▶ TASK REQUIREMENTS: Output all of the entries below precisely as written.

▶ EXTRACTED RECORDS:
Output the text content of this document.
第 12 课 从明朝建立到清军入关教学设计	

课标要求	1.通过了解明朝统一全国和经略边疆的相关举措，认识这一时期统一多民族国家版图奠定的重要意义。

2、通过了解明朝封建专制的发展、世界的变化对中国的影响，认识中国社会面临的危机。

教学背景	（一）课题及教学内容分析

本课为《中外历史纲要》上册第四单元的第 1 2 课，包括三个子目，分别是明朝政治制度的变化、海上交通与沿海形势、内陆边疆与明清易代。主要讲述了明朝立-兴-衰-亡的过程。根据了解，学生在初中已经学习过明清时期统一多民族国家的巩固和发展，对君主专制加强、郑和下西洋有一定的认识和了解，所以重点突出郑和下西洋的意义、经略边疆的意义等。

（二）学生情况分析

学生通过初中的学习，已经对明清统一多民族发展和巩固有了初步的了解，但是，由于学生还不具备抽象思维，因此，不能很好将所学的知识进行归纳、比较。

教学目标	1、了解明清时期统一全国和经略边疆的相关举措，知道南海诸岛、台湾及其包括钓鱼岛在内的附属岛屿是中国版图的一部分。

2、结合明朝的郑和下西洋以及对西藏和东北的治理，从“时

▶ PROBLEM SOLUTION:
Output the text content of this document.
第 12 课 从明朝建立到清军入关教学设计	

课标要求	1.通过了解明朝统一全国和经略边疆的相关举措，认识这一时期统一多民族国家版图奠定的重要意义。

2、通过了解明朝封建专制的发展、世界的变化对中国的影响，认识中国社会面临的危机。

教学背景	（一）课题及教学内容分析

本课为《中外历史纲要》上册第四单元的第 1 2 课，包括三个子目，分别是明朝政治制度的变化、海上交通与沿海形势、内陆边疆与明清易代。主要讲述了明朝立-兴-衰-亡的过程。根据了解，学生在初中已经学习过明清时期统一多民族国家的巩固和发展，对君主专制加强、郑和下西洋有一定的认识和了解，所以重点突出郑和下西洋的意义、经略边疆的意义等。

（二）学生情况分析

学生通过初中的学习，已经对明清统一多民族发展和巩固有了初步的了解，但是，由于学生还不具备抽象思维，因此，不能很好将所学的知识进行归纳、比较。

教学目标	1、了解明清时期统一全国和经略边疆的相关举措，知道南海诸岛、台湾及其包括钓鱼岛在内的附属岛屿是中国版图的一部分。

2、结合明朝的郑和下西洋以及对西藏和东北的治理，从“时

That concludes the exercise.